AIM OF THE TASK
Determine the count of lines holding "xlabel" and give that count alone.

--- Start INPUT FOR THIS TASK ---

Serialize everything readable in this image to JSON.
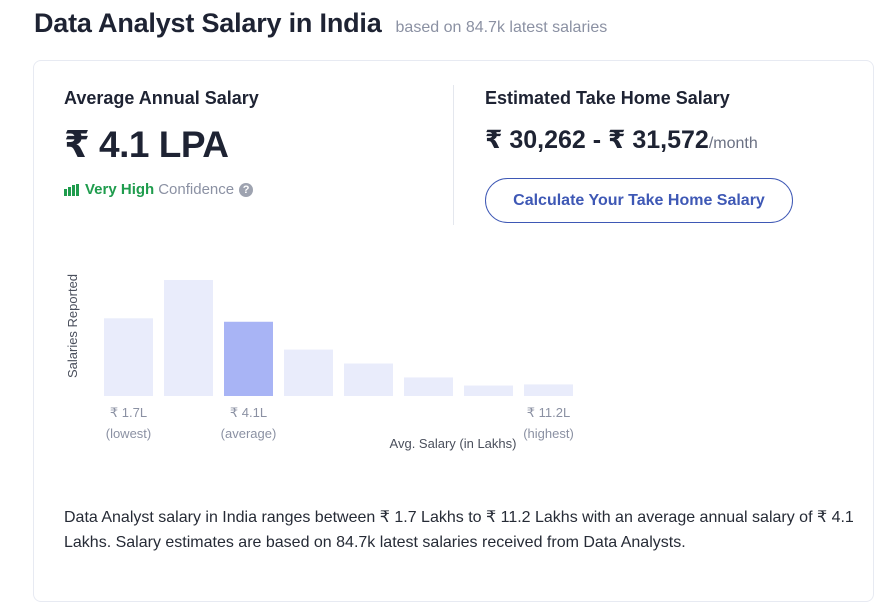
{
  "header": {
    "title": "Data Analyst Salary in India",
    "subtitle": "based on 84.7k latest salaries"
  },
  "average": {
    "label": "Average Annual Salary",
    "value": "₹ 4.1 LPA",
    "confidence_level": "Very High",
    "confidence_word": "Confidence"
  },
  "take_home": {
    "label": "Estimated Take Home Salary",
    "value": "₹ 30,262 - ₹ 31,572",
    "unit": "/month",
    "button_label": "Calculate Your Take Home Salary"
  },
  "chart_data": {
    "type": "bar",
    "ylabel": "Salaries Reported",
    "xlabel": "Avg. Salary (in Lakhs)",
    "values": [
      67,
      100,
      64,
      40,
      28,
      16,
      9,
      10
    ],
    "highlight_index": 2,
    "tick_labels": [
      {
        "index": 0,
        "value": "₹ 1.7L",
        "note": "(lowest)"
      },
      {
        "index": 2,
        "value": "₹ 4.1L",
        "note": "(average)"
      },
      {
        "index": 7,
        "value": "₹ 11.2L",
        "note": "(highest)"
      }
    ],
    "colors": {
      "bar": "#e9ecfb",
      "highlight": "#a8b4f5"
    }
  },
  "description": "Data Analyst salary in India ranges between ₹ 1.7 Lakhs to ₹ 11.2 Lakhs with an average annual salary of ₹ 4.1 Lakhs. Salary estimates are based on 84.7k latest salaries received from Data Analysts."
}
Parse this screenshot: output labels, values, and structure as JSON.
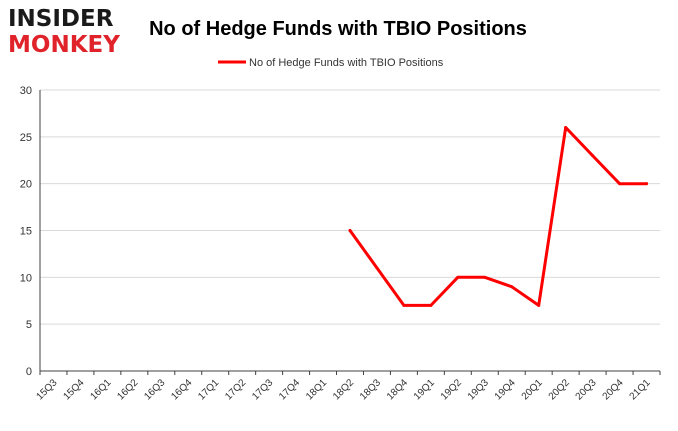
{
  "logo": {
    "line1": "INSIDER",
    "line2": "MONKEY"
  },
  "colors": {
    "series": "#ff0000",
    "grid": "#d9d9d9",
    "axis": "#404040",
    "logo_dark": "#1a1a1a",
    "logo_red": "#e0232a"
  },
  "chart_data": {
    "type": "line",
    "title": "No of Hedge Funds with TBIO Positions",
    "xlabel": "",
    "ylabel": "",
    "ylim": [
      0,
      30
    ],
    "yticks": [
      0,
      5,
      10,
      15,
      20,
      25,
      30
    ],
    "grid": true,
    "legend_position": "top-center",
    "categories": [
      "15Q3",
      "15Q4",
      "16Q1",
      "16Q2",
      "16Q3",
      "16Q4",
      "17Q1",
      "17Q2",
      "17Q3",
      "17Q4",
      "18Q1",
      "18Q2",
      "18Q3",
      "18Q4",
      "19Q1",
      "19Q2",
      "19Q3",
      "19Q4",
      "20Q1",
      "20Q2",
      "20Q3",
      "20Q4",
      "21Q1"
    ],
    "series": [
      {
        "name": "No of Hedge Funds with TBIO Positions",
        "values": [
          null,
          null,
          null,
          null,
          null,
          null,
          null,
          null,
          null,
          null,
          null,
          15,
          11,
          7,
          7,
          10,
          10,
          9,
          7,
          26,
          23,
          20,
          20
        ]
      }
    ]
  }
}
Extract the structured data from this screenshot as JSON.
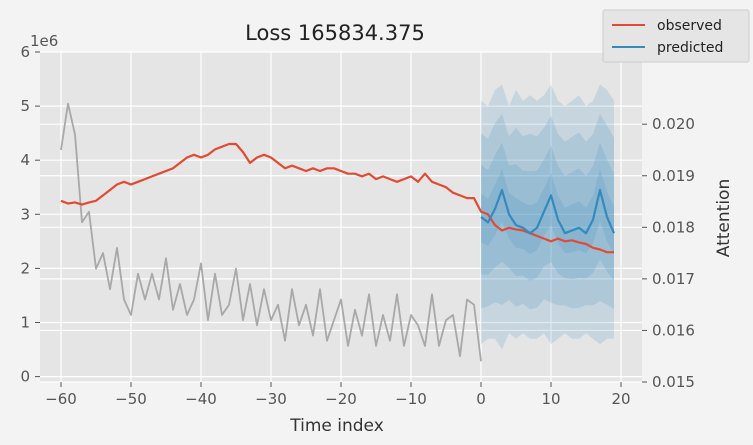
{
  "chart_data": {
    "type": "line",
    "title": "Loss 165834.375",
    "xlabel": "Time index",
    "ylabel_left": "",
    "ylabel_right": "Attention",
    "left_axis_offset_label": "1e6",
    "xlim": [
      -63,
      23
    ],
    "ylim_left": [
      -0.1,
      6.0
    ],
    "ylim_right": [
      0.015,
      0.0214
    ],
    "x_ticks": [
      -60,
      -50,
      -40,
      -30,
      -20,
      -10,
      0,
      10,
      20
    ],
    "y_ticks_left": [
      0,
      1,
      2,
      3,
      4,
      5,
      6
    ],
    "y_ticks_right": [
      0.015,
      0.016,
      0.017,
      0.018,
      0.019,
      0.02
    ],
    "y_tick_labels_right": [
      "0.015",
      "0.016",
      "0.017",
      "0.018",
      "0.019",
      "0.020"
    ],
    "grid": true,
    "legend_position": "top-right",
    "colors": {
      "observed": "#e24a33",
      "predicted": "#348abd",
      "attention": "#a8a8a8",
      "band": "#348abd"
    },
    "series": [
      {
        "name": "observed",
        "axis": "left",
        "x": [
          -60,
          -59,
          -58,
          -57,
          -56,
          -55,
          -54,
          -53,
          -52,
          -51,
          -50,
          -49,
          -48,
          -47,
          -46,
          -45,
          -44,
          -43,
          -42,
          -41,
          -40,
          -39,
          -38,
          -37,
          -36,
          -35,
          -34,
          -33,
          -32,
          -31,
          -30,
          -29,
          -28,
          -27,
          -26,
          -25,
          -24,
          -23,
          -22,
          -21,
          -20,
          -19,
          -18,
          -17,
          -16,
          -15,
          -14,
          -13,
          -12,
          -11,
          -10,
          -9,
          -8,
          -7,
          -6,
          -5,
          -4,
          -3,
          -2,
          -1,
          0,
          1,
          2,
          3,
          4,
          5,
          6,
          7,
          8,
          9,
          10,
          11,
          12,
          13,
          14,
          15,
          16,
          17,
          18,
          19
        ],
        "y": [
          3.25,
          3.2,
          3.22,
          3.18,
          3.22,
          3.25,
          3.35,
          3.45,
          3.55,
          3.6,
          3.55,
          3.6,
          3.65,
          3.7,
          3.75,
          3.8,
          3.85,
          3.95,
          4.05,
          4.1,
          4.05,
          4.1,
          4.2,
          4.25,
          4.3,
          4.3,
          4.15,
          3.95,
          4.05,
          4.1,
          4.05,
          3.95,
          3.85,
          3.9,
          3.85,
          3.8,
          3.85,
          3.8,
          3.85,
          3.85,
          3.8,
          3.75,
          3.75,
          3.7,
          3.75,
          3.65,
          3.7,
          3.65,
          3.6,
          3.65,
          3.7,
          3.6,
          3.75,
          3.6,
          3.55,
          3.5,
          3.4,
          3.35,
          3.3,
          3.3,
          3.05,
          3.0,
          2.8,
          2.7,
          2.75,
          2.72,
          2.7,
          2.65,
          2.6,
          2.55,
          2.5,
          2.55,
          2.5,
          2.52,
          2.48,
          2.45,
          2.38,
          2.35,
          2.3,
          2.3
        ]
      },
      {
        "name": "predicted",
        "axis": "left",
        "x": [
          0,
          1,
          2,
          3,
          4,
          5,
          6,
          7,
          8,
          9,
          10,
          11,
          12,
          13,
          14,
          15,
          16,
          17,
          18,
          19
        ],
        "y": [
          2.95,
          2.85,
          3.1,
          3.45,
          3.0,
          2.8,
          2.75,
          2.65,
          2.75,
          3.05,
          3.35,
          2.9,
          2.65,
          2.7,
          2.75,
          2.65,
          2.9,
          3.45,
          2.95,
          2.65
        ],
        "lower": [
          0.6,
          0.7,
          0.7,
          0.5,
          0.8,
          0.7,
          0.8,
          0.7,
          0.7,
          0.8,
          0.6,
          0.7,
          0.8,
          0.7,
          0.7,
          0.8,
          0.7,
          0.6,
          0.7,
          0.7
        ],
        "upper": [
          5.1,
          5.0,
          5.3,
          5.4,
          5.0,
          5.3,
          5.1,
          5.2,
          5.1,
          5.2,
          5.4,
          5.1,
          5.0,
          5.1,
          5.2,
          5.0,
          5.1,
          5.4,
          5.3,
          5.1
        ]
      },
      {
        "name": "attention",
        "axis": "right",
        "x": [
          -60,
          -59,
          -58,
          -57,
          -56,
          -55,
          -54,
          -53,
          -52,
          -51,
          -50,
          -49,
          -48,
          -47,
          -46,
          -45,
          -44,
          -43,
          -42,
          -41,
          -40,
          -39,
          -38,
          -37,
          -36,
          -35,
          -34,
          -33,
          -32,
          -31,
          -30,
          -29,
          -28,
          -27,
          -26,
          -25,
          -24,
          -23,
          -22,
          -21,
          -20,
          -19,
          -18,
          -17,
          -16,
          -15,
          -14,
          -13,
          -12,
          -11,
          -10,
          -9,
          -8,
          -7,
          -6,
          -5,
          -4,
          -3,
          -2,
          -1,
          0
        ],
        "y": [
          0.0195,
          0.0204,
          0.0198,
          0.0181,
          0.0183,
          0.0172,
          0.0175,
          0.0168,
          0.0176,
          0.0166,
          0.0163,
          0.0171,
          0.0166,
          0.0171,
          0.0166,
          0.0174,
          0.0164,
          0.0169,
          0.0163,
          0.0166,
          0.0173,
          0.0162,
          0.0171,
          0.0163,
          0.0165,
          0.0172,
          0.0162,
          0.0169,
          0.0161,
          0.0168,
          0.0162,
          0.0165,
          0.0158,
          0.0168,
          0.0161,
          0.0165,
          0.0159,
          0.0168,
          0.0158,
          0.0162,
          0.0166,
          0.0157,
          0.0164,
          0.0159,
          0.0167,
          0.0157,
          0.0163,
          0.0158,
          0.0167,
          0.0157,
          0.0163,
          0.0161,
          0.0157,
          0.0167,
          0.0157,
          0.0162,
          0.0163,
          0.0155,
          0.0166,
          0.0165,
          0.0154
        ]
      }
    ]
  }
}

--- End INPUT FOR THIS TASK ---

SOLUTION TO THIS PROBLEM
3